Raw records:
○ ○ ○

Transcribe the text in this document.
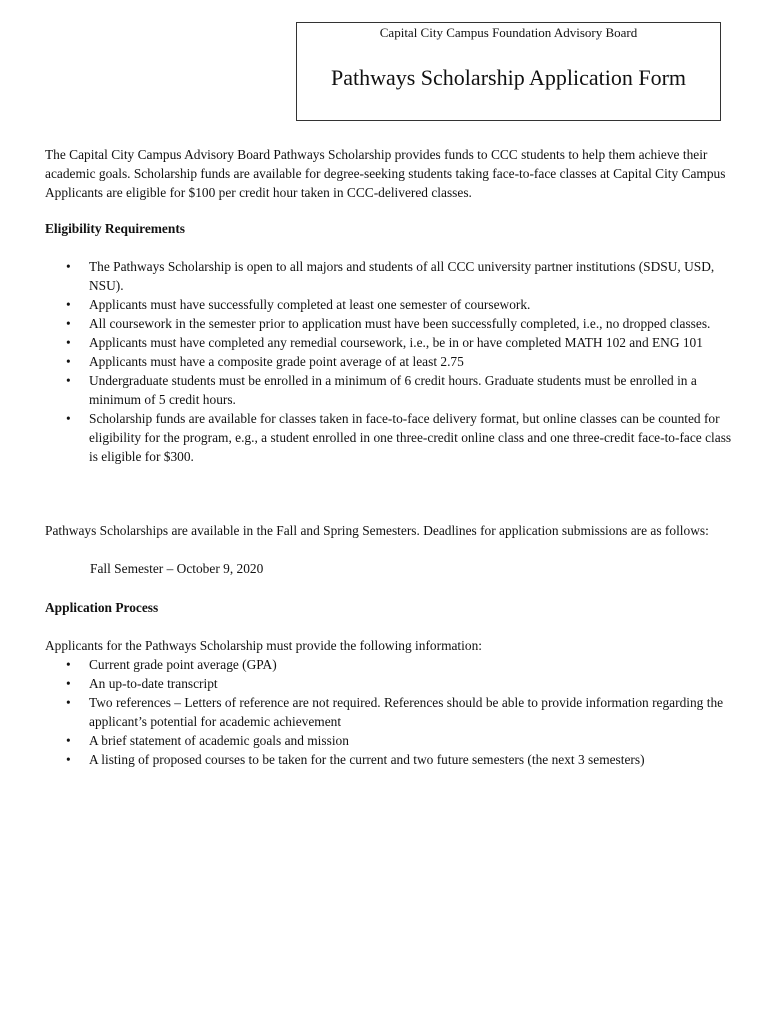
Capital City Campus Foundation Advisory Board
Pathways Scholarship Application Form
The Capital City Campus Advisory Board Pathways Scholarship provides funds to CCC students to help them achieve their academic goals. Scholarship funds are available for degree-seeking students taking face-to-face classes at Capital City Campus Applicants are eligible for $100 per credit hour taken in CCC-delivered classes.
Eligibility Requirements
• The Pathways Scholarship is open to all majors and students of all CCC university partner institutions (SDSU, USD, NSU).
• Applicants must have successfully completed at least one semester of coursework.
• All coursework in the semester prior to application must have been successfully completed, i.e., no dropped classes.
• Applicants must have completed any remedial coursework, i.e., be in or have completed MATH 102 and ENG 101
• Applicants must have a composite grade point average of at least 2.75
• Undergraduate students must be enrolled in a minimum of 6 credit hours. Graduate students must be enrolled in a minimum of 5 credit hours.
• Scholarship funds are available for classes taken in face-to-face delivery format, but online classes can be counted for eligibility for the program, e.g., a student enrolled in one three-credit online class and one three-credit face-to-face class is eligible for $300.
Pathways Scholarships are available in the Fall and Spring Semesters. Deadlines for application submissions are as follows:
Fall Semester – October 9, 2020
Application Process
Applicants for the Pathways Scholarship must provide the following information:
• Current grade point average (GPA)
• An up-to-date transcript
• Two references – Letters of reference are not required. References should be able to provide information regarding the applicant’s potential for academic achievement
• A brief statement of academic goals and mission
• A listing of proposed courses to be taken for the current and two future semesters (the next 3 semesters)
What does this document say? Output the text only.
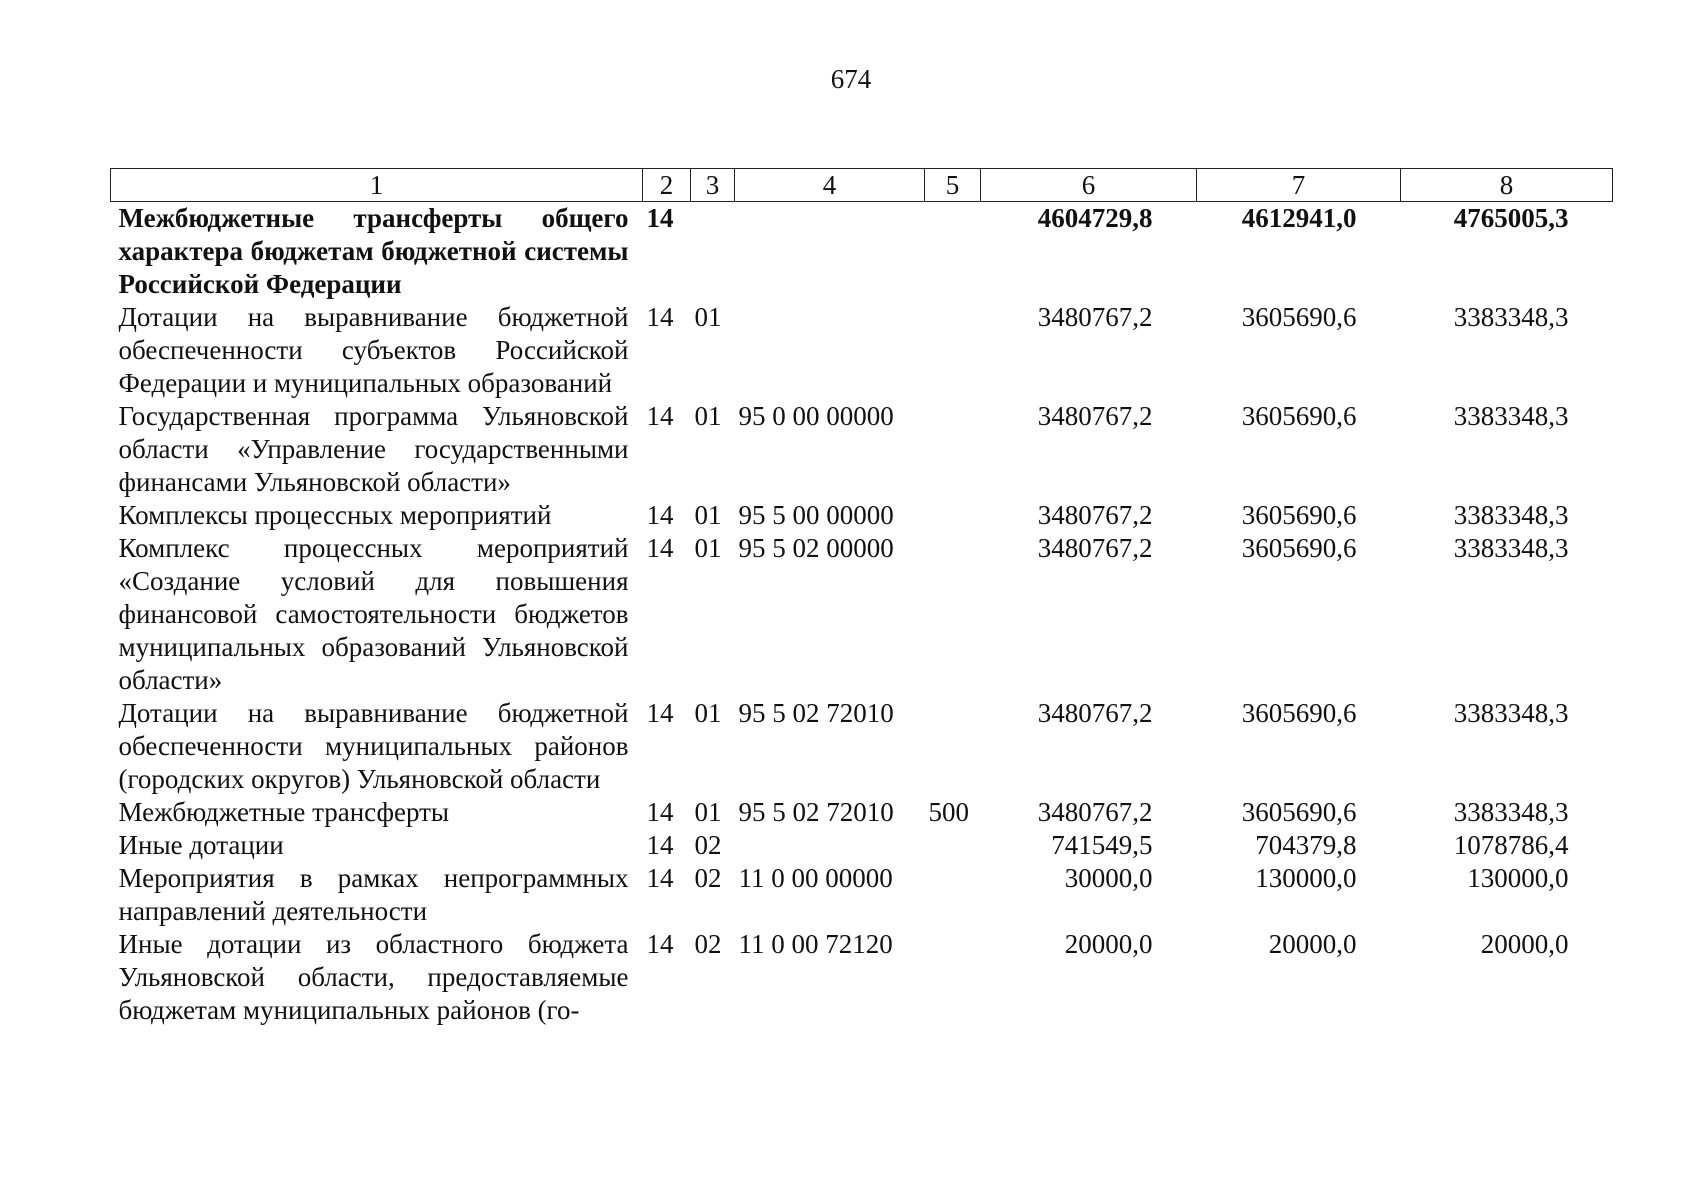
674
1	2	3	4	5	6	7	8
Межбюджетные трансферты общего характера бюджетам бюджетной системы Российской Федерации	14				4604729,8	4612941,0	4765005,3
Дотации на выравнивание бюджетной обеспеченности субъектов Российской Федерации и муниципальных образований	14	01			3480767,2	3605690,6	3383348,3
Государственная программа Ульяновской области «Управление государственными финансами Ульяновской области»	14	01	95 0 00 00000		3480767,2	3605690,6	3383348,3
Комплексы процессных мероприятий	14	01	95 5 00 00000		3480767,2	3605690,6	3383348,3
Комплекс процессных мероприятий «Создание условий для повышения финансовой самостоятельности бюджетов муниципальных образований Ульяновской области»	14	01	95 5 02 00000		3480767,2	3605690,6	3383348,3
Дотации на выравнивание бюджетной обеспеченности муниципальных районов (городских округов) Ульяновской области	14	01	95 5 02 72010		3480767,2	3605690,6	3383348,3
Межбюджетные трансферты	14	01	95 5 02 72010	500	3480767,2	3605690,6	3383348,3
Иные дотации	14	02			741549,5	704379,8	1078786,4
Мероприятия в рамках непрограммных направлений деятельности	14	02	11 0 00 00000		30000,0	130000,0	130000,0
Иные дотации из областного бюджета Ульяновской области, предоставляемые бюджетам муниципальных районов (го-	14	02	11 0 00 72120		20000,0	20000,0	20000,0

○ ○ ○

* GOAL
Write out again, exactly, each line from the one containing "What does this" through the last line of the entries, and omit every picture.

* RIGHT ANSWER
What does this document say? Output the text only.
674
1	2	3	4	5	6	7	8
Межбюджетные трансферты общего характера бюджетам бюджетной системы Российской Федерации	14				4604729,8	4612941,0	4765005,3
Дотации на выравнивание бюджетной обеспеченности субъектов Российской Федерации и муниципальных образований	14	01			3480767,2	3605690,6	3383348,3
Государственная программа Ульяновской области «Управление государственными финансами Ульяновской области»	14	01	95 0 00 00000		3480767,2	3605690,6	3383348,3
Комплексы процессных мероприятий	14	01	95 5 00 00000		3480767,2	3605690,6	3383348,3
Комплекс процессных мероприятий «Создание условий для повышения финансовой самостоятельности бюджетов муниципальных образований Ульяновской области»	14	01	95 5 02 00000		3480767,2	3605690,6	3383348,3
Дотации на выравнивание бюджетной обеспеченности муниципальных районов (городских округов) Ульяновской области	14	01	95 5 02 72010		3480767,2	3605690,6	3383348,3
Межбюджетные трансферты	14	01	95 5 02 72010	500	3480767,2	3605690,6	3383348,3
Иные дотации	14	02			741549,5	704379,8	1078786,4
Мероприятия в рамках непрограммных направлений деятельности	14	02	11 0 00 00000		30000,0	130000,0	130000,0
Иные дотации из областного бюджета Ульяновской области, предоставляемые бюджетам муниципальных районов (го-	14	02	11 0 00 72120		20000,0	20000,0	20000,0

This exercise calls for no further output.